### TASK REQUIREMENTS
Copy each line with the word "Verbosity" in it.
--- start ---
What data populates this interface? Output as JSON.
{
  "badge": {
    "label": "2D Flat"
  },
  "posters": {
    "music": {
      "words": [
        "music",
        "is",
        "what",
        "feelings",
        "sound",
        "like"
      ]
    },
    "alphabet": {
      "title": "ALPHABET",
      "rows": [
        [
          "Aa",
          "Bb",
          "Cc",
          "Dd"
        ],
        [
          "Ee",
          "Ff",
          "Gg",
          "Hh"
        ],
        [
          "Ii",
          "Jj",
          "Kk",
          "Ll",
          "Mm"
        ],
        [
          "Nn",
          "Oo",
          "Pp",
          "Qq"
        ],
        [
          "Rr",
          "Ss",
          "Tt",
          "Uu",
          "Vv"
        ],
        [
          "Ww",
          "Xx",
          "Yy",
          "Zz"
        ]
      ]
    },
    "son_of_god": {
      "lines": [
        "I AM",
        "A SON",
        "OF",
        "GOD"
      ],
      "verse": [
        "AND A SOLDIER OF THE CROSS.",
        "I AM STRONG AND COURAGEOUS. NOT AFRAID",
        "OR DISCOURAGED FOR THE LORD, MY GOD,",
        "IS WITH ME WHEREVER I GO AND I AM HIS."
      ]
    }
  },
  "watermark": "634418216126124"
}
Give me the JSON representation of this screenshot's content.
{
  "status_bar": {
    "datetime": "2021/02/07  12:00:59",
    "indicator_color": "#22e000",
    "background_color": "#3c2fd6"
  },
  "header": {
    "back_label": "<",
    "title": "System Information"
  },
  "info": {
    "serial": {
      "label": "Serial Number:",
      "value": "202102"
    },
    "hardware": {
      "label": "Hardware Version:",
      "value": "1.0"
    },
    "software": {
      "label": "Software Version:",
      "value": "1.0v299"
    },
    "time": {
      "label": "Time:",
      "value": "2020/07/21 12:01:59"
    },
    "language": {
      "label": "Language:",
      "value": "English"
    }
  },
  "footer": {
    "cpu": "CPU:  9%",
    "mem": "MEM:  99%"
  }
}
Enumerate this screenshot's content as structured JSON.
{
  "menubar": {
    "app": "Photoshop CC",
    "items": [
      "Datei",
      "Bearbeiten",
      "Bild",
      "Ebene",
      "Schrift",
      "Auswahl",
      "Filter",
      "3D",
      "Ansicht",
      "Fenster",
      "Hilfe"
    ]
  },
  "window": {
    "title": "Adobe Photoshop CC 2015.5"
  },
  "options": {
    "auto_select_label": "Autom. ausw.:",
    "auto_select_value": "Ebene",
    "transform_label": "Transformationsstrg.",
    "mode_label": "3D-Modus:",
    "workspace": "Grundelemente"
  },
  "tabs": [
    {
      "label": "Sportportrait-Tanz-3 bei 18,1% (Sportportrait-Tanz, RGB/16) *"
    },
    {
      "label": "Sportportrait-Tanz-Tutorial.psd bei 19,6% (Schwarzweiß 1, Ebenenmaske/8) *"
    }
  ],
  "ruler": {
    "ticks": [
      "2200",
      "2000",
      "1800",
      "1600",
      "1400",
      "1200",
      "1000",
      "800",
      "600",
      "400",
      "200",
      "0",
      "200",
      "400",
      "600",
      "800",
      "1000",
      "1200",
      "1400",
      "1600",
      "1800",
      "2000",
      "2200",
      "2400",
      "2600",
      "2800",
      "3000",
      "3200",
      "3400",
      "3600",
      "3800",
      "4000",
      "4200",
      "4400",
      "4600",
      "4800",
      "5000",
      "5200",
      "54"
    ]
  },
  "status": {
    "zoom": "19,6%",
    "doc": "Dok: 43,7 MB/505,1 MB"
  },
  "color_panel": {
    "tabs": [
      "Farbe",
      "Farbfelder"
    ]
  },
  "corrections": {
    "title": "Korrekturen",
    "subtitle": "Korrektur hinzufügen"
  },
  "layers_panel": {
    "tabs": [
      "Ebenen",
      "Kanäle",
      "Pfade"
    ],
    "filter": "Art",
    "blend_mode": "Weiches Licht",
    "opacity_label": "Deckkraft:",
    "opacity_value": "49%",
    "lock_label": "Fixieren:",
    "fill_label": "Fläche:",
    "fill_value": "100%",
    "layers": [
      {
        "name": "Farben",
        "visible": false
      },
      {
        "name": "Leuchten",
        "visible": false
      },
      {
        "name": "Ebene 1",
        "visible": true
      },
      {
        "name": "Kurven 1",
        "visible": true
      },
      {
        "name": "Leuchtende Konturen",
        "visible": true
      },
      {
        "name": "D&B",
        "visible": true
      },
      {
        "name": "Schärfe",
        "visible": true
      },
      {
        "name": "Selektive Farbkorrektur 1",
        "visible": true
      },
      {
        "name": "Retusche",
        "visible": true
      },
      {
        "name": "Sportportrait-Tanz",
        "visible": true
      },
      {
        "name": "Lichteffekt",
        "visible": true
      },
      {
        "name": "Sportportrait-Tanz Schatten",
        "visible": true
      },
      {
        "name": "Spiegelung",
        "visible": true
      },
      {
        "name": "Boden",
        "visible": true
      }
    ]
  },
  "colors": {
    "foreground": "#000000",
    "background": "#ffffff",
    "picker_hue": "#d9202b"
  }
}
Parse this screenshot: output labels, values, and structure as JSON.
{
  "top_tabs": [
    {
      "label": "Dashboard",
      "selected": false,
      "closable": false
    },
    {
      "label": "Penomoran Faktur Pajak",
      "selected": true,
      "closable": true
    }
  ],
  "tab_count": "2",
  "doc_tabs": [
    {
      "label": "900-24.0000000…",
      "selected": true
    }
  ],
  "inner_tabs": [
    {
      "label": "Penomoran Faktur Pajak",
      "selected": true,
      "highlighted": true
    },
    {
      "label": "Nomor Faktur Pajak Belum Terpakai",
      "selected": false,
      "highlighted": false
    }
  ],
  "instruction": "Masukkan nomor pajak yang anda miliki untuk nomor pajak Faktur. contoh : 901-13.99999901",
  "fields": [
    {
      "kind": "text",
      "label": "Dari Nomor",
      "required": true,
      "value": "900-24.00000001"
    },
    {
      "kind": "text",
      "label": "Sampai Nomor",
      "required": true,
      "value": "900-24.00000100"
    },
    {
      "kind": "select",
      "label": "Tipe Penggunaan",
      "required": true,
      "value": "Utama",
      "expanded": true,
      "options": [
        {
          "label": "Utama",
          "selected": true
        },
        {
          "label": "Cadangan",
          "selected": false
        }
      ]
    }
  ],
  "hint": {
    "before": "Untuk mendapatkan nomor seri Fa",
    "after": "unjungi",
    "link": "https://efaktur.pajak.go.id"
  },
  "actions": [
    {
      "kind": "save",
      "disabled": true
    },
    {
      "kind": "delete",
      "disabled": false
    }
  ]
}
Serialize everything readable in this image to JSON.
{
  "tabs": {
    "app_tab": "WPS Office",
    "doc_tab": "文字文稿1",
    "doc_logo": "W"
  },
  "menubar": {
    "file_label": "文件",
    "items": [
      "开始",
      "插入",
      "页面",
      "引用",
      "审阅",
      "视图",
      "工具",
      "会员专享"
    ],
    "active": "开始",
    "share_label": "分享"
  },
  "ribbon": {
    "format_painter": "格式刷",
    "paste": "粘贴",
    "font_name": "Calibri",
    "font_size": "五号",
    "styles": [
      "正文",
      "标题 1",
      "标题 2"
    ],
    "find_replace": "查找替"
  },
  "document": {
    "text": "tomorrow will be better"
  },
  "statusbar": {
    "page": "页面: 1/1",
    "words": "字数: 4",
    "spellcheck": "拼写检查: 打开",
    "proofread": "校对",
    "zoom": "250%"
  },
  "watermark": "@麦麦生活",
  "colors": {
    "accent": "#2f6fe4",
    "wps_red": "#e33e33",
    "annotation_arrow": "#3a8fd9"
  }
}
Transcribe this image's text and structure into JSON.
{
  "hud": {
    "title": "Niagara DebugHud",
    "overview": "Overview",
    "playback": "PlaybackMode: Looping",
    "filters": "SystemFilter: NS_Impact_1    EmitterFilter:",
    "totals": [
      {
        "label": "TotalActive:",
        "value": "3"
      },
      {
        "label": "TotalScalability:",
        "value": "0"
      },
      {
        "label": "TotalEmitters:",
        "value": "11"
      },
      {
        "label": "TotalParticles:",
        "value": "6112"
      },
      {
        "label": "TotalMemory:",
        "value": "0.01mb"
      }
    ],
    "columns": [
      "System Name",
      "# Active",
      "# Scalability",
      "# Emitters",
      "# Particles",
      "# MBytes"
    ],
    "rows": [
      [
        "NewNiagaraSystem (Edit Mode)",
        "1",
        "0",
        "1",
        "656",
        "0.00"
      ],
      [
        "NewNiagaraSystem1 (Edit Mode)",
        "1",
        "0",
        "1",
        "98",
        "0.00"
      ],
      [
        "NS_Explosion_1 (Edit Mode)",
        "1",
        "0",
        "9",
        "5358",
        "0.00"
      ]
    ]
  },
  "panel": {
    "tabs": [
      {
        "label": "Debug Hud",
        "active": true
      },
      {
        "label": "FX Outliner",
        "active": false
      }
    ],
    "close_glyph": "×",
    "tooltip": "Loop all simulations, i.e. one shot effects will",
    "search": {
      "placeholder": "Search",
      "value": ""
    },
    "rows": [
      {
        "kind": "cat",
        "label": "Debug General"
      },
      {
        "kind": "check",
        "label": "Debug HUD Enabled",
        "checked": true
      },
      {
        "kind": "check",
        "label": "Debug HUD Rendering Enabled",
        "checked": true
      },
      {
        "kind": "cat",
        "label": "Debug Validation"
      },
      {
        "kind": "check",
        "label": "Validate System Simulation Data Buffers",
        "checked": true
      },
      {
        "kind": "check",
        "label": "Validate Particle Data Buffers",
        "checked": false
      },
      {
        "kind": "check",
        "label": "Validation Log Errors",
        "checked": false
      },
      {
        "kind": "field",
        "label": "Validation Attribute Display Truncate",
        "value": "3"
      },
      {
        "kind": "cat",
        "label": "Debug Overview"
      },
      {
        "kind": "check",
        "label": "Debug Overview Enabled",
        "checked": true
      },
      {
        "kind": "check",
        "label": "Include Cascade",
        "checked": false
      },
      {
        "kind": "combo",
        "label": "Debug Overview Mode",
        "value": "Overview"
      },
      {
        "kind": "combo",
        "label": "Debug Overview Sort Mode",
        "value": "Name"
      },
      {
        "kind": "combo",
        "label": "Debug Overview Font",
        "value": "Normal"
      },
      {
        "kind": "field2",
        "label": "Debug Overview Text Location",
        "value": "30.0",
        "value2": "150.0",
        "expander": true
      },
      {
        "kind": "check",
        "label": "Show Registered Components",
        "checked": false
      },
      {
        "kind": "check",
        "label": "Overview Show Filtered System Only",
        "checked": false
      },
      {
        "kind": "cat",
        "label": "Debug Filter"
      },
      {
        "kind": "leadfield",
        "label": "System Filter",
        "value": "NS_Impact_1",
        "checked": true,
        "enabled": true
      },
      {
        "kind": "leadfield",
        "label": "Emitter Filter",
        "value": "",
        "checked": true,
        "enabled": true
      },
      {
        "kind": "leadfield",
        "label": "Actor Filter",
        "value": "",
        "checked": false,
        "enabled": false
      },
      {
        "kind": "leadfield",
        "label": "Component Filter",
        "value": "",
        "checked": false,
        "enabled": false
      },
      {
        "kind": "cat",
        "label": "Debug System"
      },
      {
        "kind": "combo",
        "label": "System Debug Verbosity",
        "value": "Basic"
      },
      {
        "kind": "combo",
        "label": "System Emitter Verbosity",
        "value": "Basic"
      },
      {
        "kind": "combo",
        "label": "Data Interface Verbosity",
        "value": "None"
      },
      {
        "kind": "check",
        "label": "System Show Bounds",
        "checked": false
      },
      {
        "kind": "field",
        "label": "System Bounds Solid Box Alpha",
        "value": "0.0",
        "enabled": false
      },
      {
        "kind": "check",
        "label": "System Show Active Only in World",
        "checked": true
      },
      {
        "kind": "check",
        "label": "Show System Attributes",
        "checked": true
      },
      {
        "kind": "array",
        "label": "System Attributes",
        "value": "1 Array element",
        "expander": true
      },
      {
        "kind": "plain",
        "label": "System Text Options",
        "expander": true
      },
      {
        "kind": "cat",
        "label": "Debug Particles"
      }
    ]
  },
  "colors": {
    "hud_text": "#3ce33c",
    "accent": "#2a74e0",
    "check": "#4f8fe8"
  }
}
--- end ---
### FULL SOLUTION
        "label": "System Debug Verbosity",
        "label": "System Emitter Verbosity",
        "label": "Data Interface Verbosity",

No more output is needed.